### GOAL
Can you give all the records again without altering a single character?

[Some records]
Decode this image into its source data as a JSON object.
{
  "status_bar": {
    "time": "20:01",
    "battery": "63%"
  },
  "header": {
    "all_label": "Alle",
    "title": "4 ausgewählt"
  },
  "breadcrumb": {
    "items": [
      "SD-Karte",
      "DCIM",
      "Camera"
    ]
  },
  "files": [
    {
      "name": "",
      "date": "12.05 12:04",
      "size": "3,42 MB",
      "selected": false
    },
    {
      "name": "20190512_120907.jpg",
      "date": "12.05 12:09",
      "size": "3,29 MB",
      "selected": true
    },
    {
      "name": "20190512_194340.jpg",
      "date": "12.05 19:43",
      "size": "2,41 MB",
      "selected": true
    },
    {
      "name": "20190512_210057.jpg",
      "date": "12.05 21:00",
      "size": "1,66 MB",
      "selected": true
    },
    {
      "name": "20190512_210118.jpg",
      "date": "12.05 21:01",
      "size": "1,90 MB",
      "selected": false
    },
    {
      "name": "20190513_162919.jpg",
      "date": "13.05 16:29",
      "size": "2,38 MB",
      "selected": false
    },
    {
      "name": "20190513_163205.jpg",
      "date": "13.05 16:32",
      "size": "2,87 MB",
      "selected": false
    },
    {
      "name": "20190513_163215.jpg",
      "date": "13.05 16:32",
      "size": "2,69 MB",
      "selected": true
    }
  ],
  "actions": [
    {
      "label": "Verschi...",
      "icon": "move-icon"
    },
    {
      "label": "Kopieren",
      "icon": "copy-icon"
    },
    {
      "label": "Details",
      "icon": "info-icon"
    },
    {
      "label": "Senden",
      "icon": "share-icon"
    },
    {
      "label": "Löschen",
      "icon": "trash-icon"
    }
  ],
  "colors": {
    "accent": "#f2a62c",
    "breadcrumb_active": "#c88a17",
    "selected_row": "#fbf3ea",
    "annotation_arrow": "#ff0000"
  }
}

### THE RESULT
Decode this image into its source data as a JSON object.
{
  "status_bar": {
    "time": "20:01",
    "battery": "63%"
  },
  "header": {
    "all_label": "Alle",
    "title": "4 ausgewählt"
  },
  "breadcrumb": {
    "items": [
      "SD-Karte",
      "DCIM",
      "Camera"
    ]
  },
  "files": [
    {
      "name": "",
      "date": "12.05 12:04",
      "size": "3,42 MB",
      "selected": false
    },
    {
      "name": "20190512_120907.jpg",
      "date": "12.05 12:09",
      "size": "3,29 MB",
      "selected": true
    },
    {
      "name": "20190512_194340.jpg",
      "date": "12.05 19:43",
      "size": "2,41 MB",
      "selected": true
    },
    {
      "name": "20190512_210057.jpg",
      "date": "12.05 21:00",
      "size": "1,66 MB",
      "selected": true
    },
    {
      "name": "20190512_210118.jpg",
      "date": "12.05 21:01",
      "size": "1,90 MB",
      "selected": false
    },
    {
      "name": "20190513_162919.jpg",
      "date": "13.05 16:29",
      "size": "2,38 MB",
      "selected": false
    },
    {
      "name": "20190513_163205.jpg",
      "date": "13.05 16:32",
      "size": "2,87 MB",
      "selected": false
    },
    {
      "name": "20190513_163215.jpg",
      "date": "13.05 16:32",
      "size": "2,69 MB",
      "selected": true
    }
  ],
  "actions": [
    {
      "label": "Verschi...",
      "icon": "move-icon"
    },
    {
      "label": "Kopieren",
      "icon": "copy-icon"
    },
    {
      "label": "Details",
      "icon": "info-icon"
    },
    {
      "label": "Senden",
      "icon": "share-icon"
    },
    {
      "label": "Löschen",
      "icon": "trash-icon"
    }
  ],
  "colors": {
    "accent": "#f2a62c",
    "breadcrumb_active": "#c88a17",
    "selected_row": "#fbf3ea",
    "annotation_arrow": "#ff0000"
  }
}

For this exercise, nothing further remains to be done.